--- MATERIAL FOR THIS EXERCISE ---

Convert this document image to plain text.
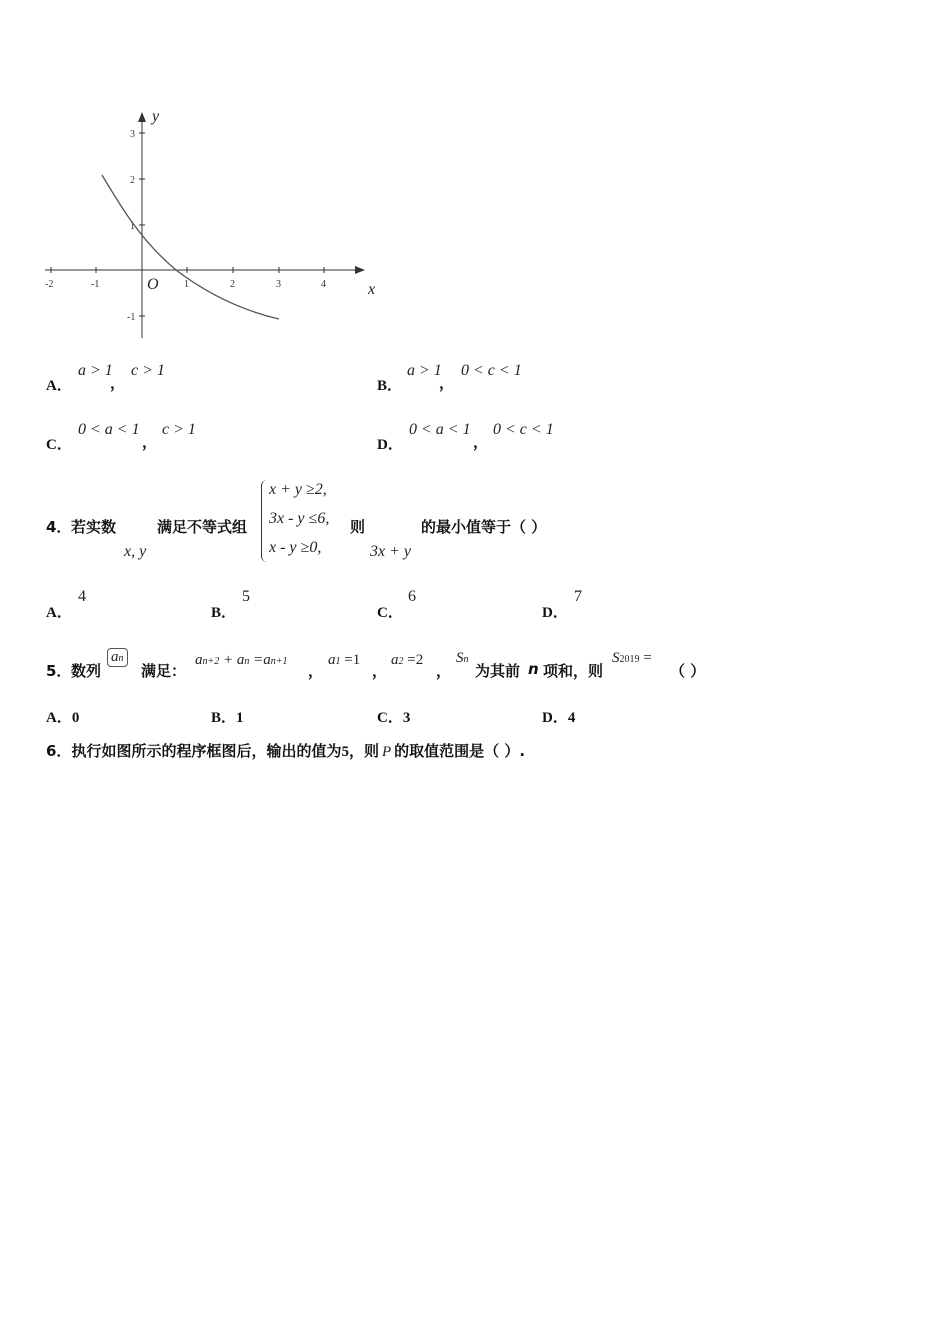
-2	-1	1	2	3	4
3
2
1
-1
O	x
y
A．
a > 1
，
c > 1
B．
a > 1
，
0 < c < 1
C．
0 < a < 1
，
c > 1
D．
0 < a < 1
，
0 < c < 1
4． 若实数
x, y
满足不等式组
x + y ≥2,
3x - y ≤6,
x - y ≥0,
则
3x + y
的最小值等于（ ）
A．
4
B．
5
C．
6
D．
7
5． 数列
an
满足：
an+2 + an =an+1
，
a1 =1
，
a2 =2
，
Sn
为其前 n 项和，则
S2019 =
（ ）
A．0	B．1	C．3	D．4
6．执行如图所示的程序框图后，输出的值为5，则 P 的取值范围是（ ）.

---

#### [SET TASK]
In your copy of the records, include no pictures; repeat everything else exactly.

#### [THE RESULT]
Convert this document image to plain text.
-2	-1	1	2	3	4
3
2
1
-1
O	x
y
A．
a > 1
，
c > 1
B．
a > 1
，
0 < c < 1
C．
0 < a < 1
，
c > 1
D．
0 < a < 1
，
0 < c < 1
4． 若实数
x, y
满足不等式组
x + y ≥2,
3x - y ≤6,
x - y ≥0,
则
3x + y
的最小值等于（ ）
A．
4
B．
5
C．
6
D．
7
5． 数列
an
满足：
an+2 + an =an+1
，
a1 =1
，
a2 =2
，
Sn
为其前 n 项和，则
S2019 =
（ ）
A．0	B．1	C．3	D．4
6．执行如图所示的程序框图后，输出的值为5，则 P 的取值范围是（ ）.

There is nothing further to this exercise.